**Part of a data file:**
_ _ _

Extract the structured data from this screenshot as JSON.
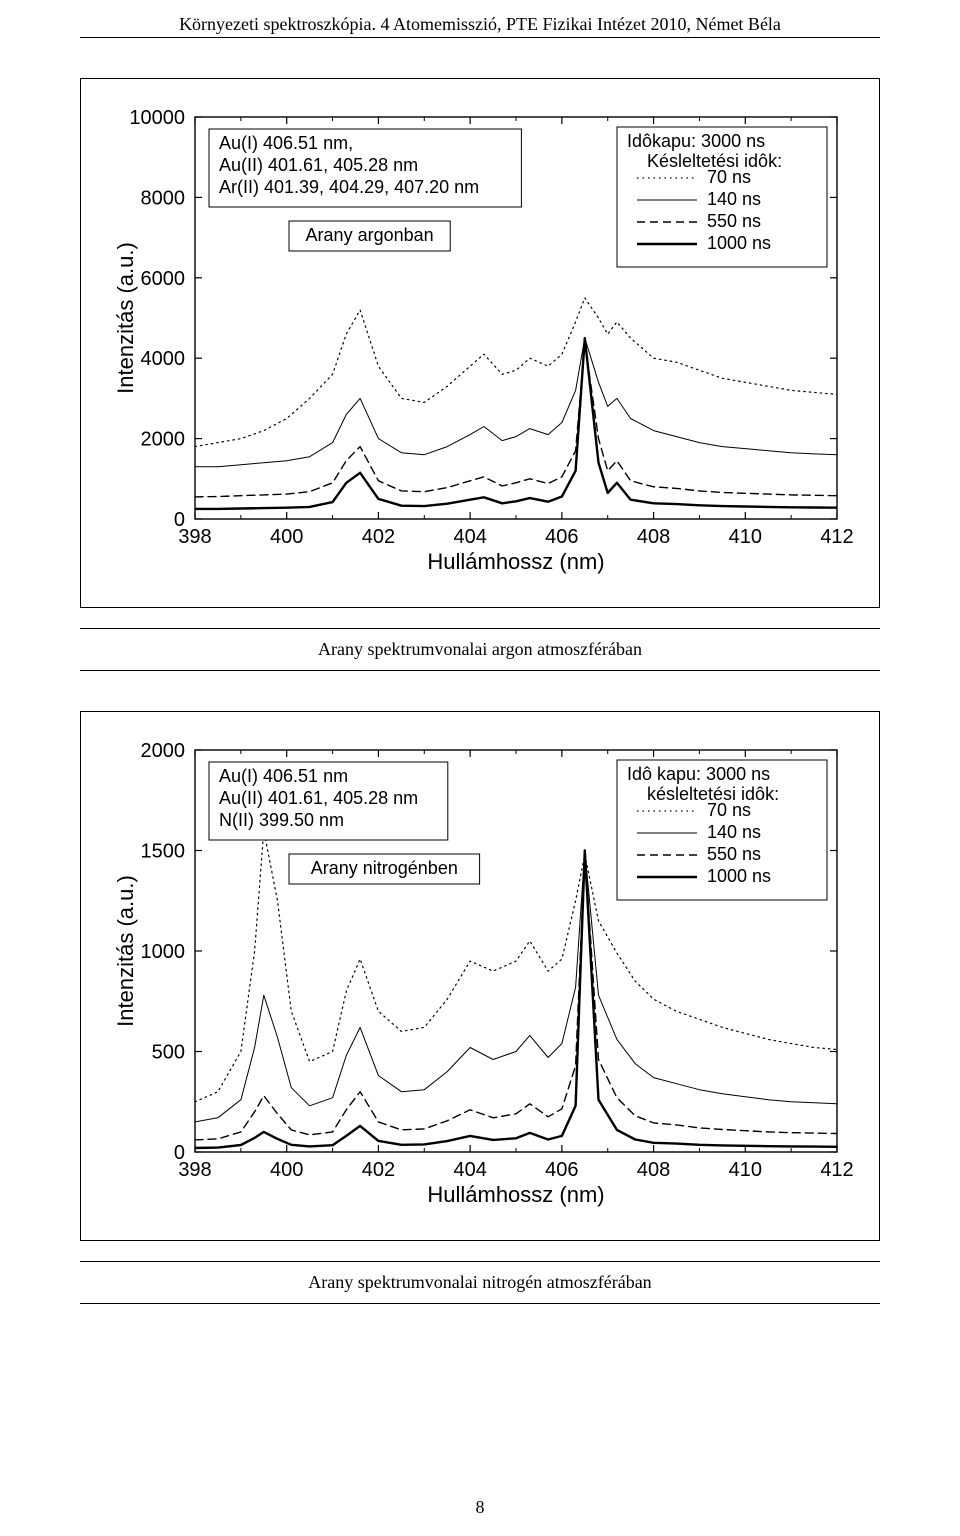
{
  "header": {
    "text": "Környezeti spektroszkópia. 4 Atomemisszió, PTE Fizikai Intézet 2010, Német Béla"
  },
  "page_number": "8",
  "chart1": {
    "type": "line-spectrum",
    "xlabel": "Hullámhossz (nm)",
    "ylabel": "Intenzitás (a.u.)",
    "xlim": [
      398,
      412
    ],
    "ylim": [
      0,
      10000
    ],
    "xticks": [
      398,
      400,
      402,
      404,
      406,
      408,
      410,
      412
    ],
    "yticks": [
      0,
      2000,
      4000,
      6000,
      8000,
      10000
    ],
    "background_color": "#ffffff",
    "axis_color": "#000000",
    "line_box": {
      "lines": [
        "Au(I) 406.51 nm,",
        "Au(II) 401.61, 405.28 nm",
        "Ar(II) 401.39, 404.29, 407.20 nm"
      ]
    },
    "sample_box": {
      "text": "Arany argonban"
    },
    "legend": {
      "title": "Idôkapu: 3000 ns",
      "subtitle": "Késleltetési idôk:",
      "items": [
        {
          "label": "70 ns",
          "dash": "1.5,4",
          "width": 1.2
        },
        {
          "label": "140 ns",
          "dash": "",
          "width": 1.0
        },
        {
          "label": "550 ns",
          "dash": "8,5",
          "width": 1.4
        },
        {
          "label": "1000 ns",
          "dash": "",
          "width": 2.4
        }
      ]
    },
    "series": [
      {
        "name": "70 ns",
        "dash": "1.5,4",
        "width": 1.2,
        "color": "#000000",
        "x": [
          398.0,
          398.5,
          399.0,
          399.5,
          400.0,
          400.5,
          401.0,
          401.3,
          401.6,
          402.0,
          402.5,
          403.0,
          403.5,
          404.0,
          404.3,
          404.7,
          405.0,
          405.3,
          405.7,
          406.0,
          406.3,
          406.5,
          406.8,
          407.0,
          407.2,
          407.5,
          408.0,
          408.5,
          409.0,
          409.5,
          410.0,
          410.5,
          411.0,
          411.5,
          412.0
        ],
        "y": [
          1800,
          1900,
          2000,
          2200,
          2500,
          3000,
          3600,
          4600,
          5200,
          3800,
          3000,
          2900,
          3300,
          3800,
          4100,
          3600,
          3700,
          4000,
          3800,
          4100,
          4900,
          5500,
          5000,
          4600,
          4900,
          4500,
          4000,
          3900,
          3700,
          3500,
          3400,
          3300,
          3200,
          3150,
          3100
        ]
      },
      {
        "name": "140 ns",
        "dash": "",
        "width": 1.0,
        "color": "#000000",
        "x": [
          398.0,
          398.5,
          399.0,
          399.5,
          400.0,
          400.5,
          401.0,
          401.3,
          401.6,
          402.0,
          402.5,
          403.0,
          403.5,
          404.0,
          404.3,
          404.7,
          405.0,
          405.3,
          405.7,
          406.0,
          406.3,
          406.5,
          406.8,
          407.0,
          407.2,
          407.5,
          408.0,
          408.5,
          409.0,
          409.5,
          410.0,
          410.5,
          411.0,
          411.5,
          412.0
        ],
        "y": [
          1300,
          1300,
          1350,
          1400,
          1450,
          1550,
          1900,
          2600,
          3000,
          2000,
          1650,
          1600,
          1800,
          2100,
          2300,
          1950,
          2050,
          2250,
          2100,
          2400,
          3200,
          4500,
          3400,
          2800,
          3000,
          2500,
          2200,
          2050,
          1900,
          1800,
          1750,
          1700,
          1650,
          1620,
          1600
        ]
      },
      {
        "name": "550 ns",
        "dash": "8,5",
        "width": 1.4,
        "color": "#000000",
        "x": [
          398.0,
          398.5,
          399.0,
          399.5,
          400.0,
          400.5,
          401.0,
          401.3,
          401.6,
          402.0,
          402.5,
          403.0,
          403.5,
          404.0,
          404.3,
          404.7,
          405.0,
          405.3,
          405.7,
          406.0,
          406.3,
          406.5,
          406.8,
          407.0,
          407.2,
          407.5,
          408.0,
          408.5,
          409.0,
          409.5,
          410.0,
          410.5,
          411.0,
          411.5,
          412.0
        ],
        "y": [
          550,
          560,
          580,
          600,
          620,
          680,
          900,
          1450,
          1800,
          950,
          700,
          680,
          780,
          950,
          1050,
          820,
          900,
          1000,
          880,
          1050,
          1700,
          4400,
          2000,
          1200,
          1450,
          950,
          800,
          760,
          700,
          660,
          640,
          620,
          600,
          590,
          580
        ]
      },
      {
        "name": "1000 ns",
        "dash": "",
        "width": 2.4,
        "color": "#000000",
        "x": [
          398.0,
          398.5,
          399.0,
          399.5,
          400.0,
          400.5,
          401.0,
          401.3,
          401.6,
          402.0,
          402.5,
          403.0,
          403.5,
          404.0,
          404.3,
          404.7,
          405.0,
          405.3,
          405.7,
          406.0,
          406.3,
          406.5,
          406.8,
          407.0,
          407.2,
          407.5,
          408.0,
          408.5,
          409.0,
          409.5,
          410.0,
          410.5,
          411.0,
          411.5,
          412.0
        ],
        "y": [
          250,
          250,
          260,
          270,
          280,
          300,
          420,
          900,
          1150,
          500,
          330,
          320,
          380,
          480,
          540,
          390,
          440,
          520,
          430,
          560,
          1200,
          4500,
          1400,
          650,
          900,
          480,
          390,
          370,
          340,
          320,
          310,
          300,
          290,
          285,
          280
        ]
      }
    ]
  },
  "caption1": "Arany spektrumvonalai argon atmoszférában",
  "chart2": {
    "type": "line-spectrum",
    "xlabel": "Hullámhossz (nm)",
    "ylabel": "Intenzitás (a.u.)",
    "xlim": [
      398,
      412
    ],
    "ylim": [
      0,
      2000
    ],
    "xticks": [
      398,
      400,
      402,
      404,
      406,
      408,
      410,
      412
    ],
    "yticks": [
      0,
      500,
      1000,
      1500,
      2000
    ],
    "background_color": "#ffffff",
    "axis_color": "#000000",
    "line_box": {
      "lines": [
        "Au(I) 406.51 nm",
        "Au(II) 401.61, 405.28 nm",
        "N(II) 399.50 nm"
      ]
    },
    "sample_box": {
      "text": "Arany nitrogénben"
    },
    "legend": {
      "title": "Idô kapu: 3000 ns",
      "subtitle": "késleltetési idôk:",
      "items": [
        {
          "label": "70 ns",
          "dash": "1.5,4",
          "width": 1.2
        },
        {
          "label": "140 ns",
          "dash": "",
          "width": 1.0
        },
        {
          "label": "550 ns",
          "dash": "8,5",
          "width": 1.4
        },
        {
          "label": "1000 ns",
          "dash": "",
          "width": 2.4
        }
      ]
    },
    "series": [
      {
        "name": "70 ns",
        "dash": "1.5,4",
        "width": 1.2,
        "color": "#000000",
        "x": [
          398.0,
          398.5,
          399.0,
          399.3,
          399.5,
          399.8,
          400.1,
          400.5,
          401.0,
          401.3,
          401.6,
          402.0,
          402.5,
          403.0,
          403.5,
          404.0,
          404.5,
          405.0,
          405.3,
          405.7,
          406.0,
          406.3,
          406.5,
          406.8,
          407.2,
          407.6,
          408.0,
          408.5,
          409.0,
          409.5,
          410.0,
          410.5,
          411.0,
          411.5,
          412.0
        ],
        "y": [
          250,
          300,
          500,
          1000,
          1600,
          1250,
          700,
          450,
          500,
          800,
          960,
          700,
          600,
          620,
          760,
          950,
          900,
          950,
          1050,
          900,
          960,
          1250,
          1480,
          1150,
          990,
          850,
          760,
          700,
          660,
          620,
          590,
          560,
          540,
          520,
          510
        ]
      },
      {
        "name": "140 ns",
        "dash": "",
        "width": 1.0,
        "color": "#000000",
        "x": [
          398.0,
          398.5,
          399.0,
          399.3,
          399.5,
          399.8,
          400.1,
          400.5,
          401.0,
          401.3,
          401.6,
          402.0,
          402.5,
          403.0,
          403.5,
          404.0,
          404.5,
          405.0,
          405.3,
          405.7,
          406.0,
          406.3,
          406.5,
          406.8,
          407.2,
          407.6,
          408.0,
          408.5,
          409.0,
          409.5,
          410.0,
          410.5,
          411.0,
          411.5,
          412.0
        ],
        "y": [
          150,
          170,
          260,
          520,
          780,
          570,
          320,
          230,
          270,
          480,
          620,
          380,
          300,
          310,
          400,
          520,
          460,
          500,
          580,
          470,
          540,
          820,
          1500,
          780,
          560,
          440,
          370,
          340,
          310,
          290,
          275,
          260,
          250,
          245,
          240
        ]
      },
      {
        "name": "550 ns",
        "dash": "8,5",
        "width": 1.4,
        "color": "#000000",
        "x": [
          398.0,
          398.5,
          399.0,
          399.3,
          399.5,
          399.8,
          400.1,
          400.5,
          401.0,
          401.3,
          401.6,
          402.0,
          402.5,
          403.0,
          403.5,
          404.0,
          404.5,
          405.0,
          405.3,
          405.7,
          406.0,
          406.3,
          406.5,
          406.8,
          407.2,
          407.6,
          408.0,
          408.5,
          409.0,
          409.5,
          410.0,
          410.5,
          411.0,
          411.5,
          412.0
        ],
        "y": [
          60,
          65,
          100,
          200,
          280,
          190,
          110,
          85,
          100,
          210,
          300,
          150,
          110,
          115,
          155,
          210,
          170,
          190,
          240,
          175,
          215,
          430,
          1500,
          460,
          270,
          180,
          145,
          135,
          120,
          112,
          106,
          100,
          96,
          94,
          92
        ]
      },
      {
        "name": "1000 ns",
        "dash": "",
        "width": 2.4,
        "color": "#000000",
        "x": [
          398.0,
          398.5,
          399.0,
          399.3,
          399.5,
          399.8,
          400.1,
          400.5,
          401.0,
          401.3,
          401.6,
          402.0,
          402.5,
          403.0,
          403.5,
          404.0,
          404.5,
          405.0,
          405.3,
          405.7,
          406.0,
          406.3,
          406.5,
          406.8,
          407.2,
          407.6,
          408.0,
          408.5,
          409.0,
          409.5,
          410.0,
          410.5,
          411.0,
          411.5,
          412.0
        ],
        "y": [
          20,
          22,
          35,
          70,
          100,
          65,
          36,
          28,
          34,
          80,
          130,
          55,
          36,
          38,
          54,
          80,
          60,
          68,
          95,
          62,
          80,
          230,
          1500,
          260,
          110,
          62,
          46,
          42,
          36,
          33,
          31,
          29,
          28,
          27,
          26
        ]
      }
    ]
  },
  "caption2": "Arany spektrumvonalai nitrogén atmoszférában"
}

_ _ _

**Set problem:** Scan the material above. Extract every line in which the word "atmoszférában" occurs.

**The result:**
  "caption1": "Arany spektrumvonalai argon atmoszférában",
  "caption2": "Arany spektrumvonalai nitrogén atmoszférában"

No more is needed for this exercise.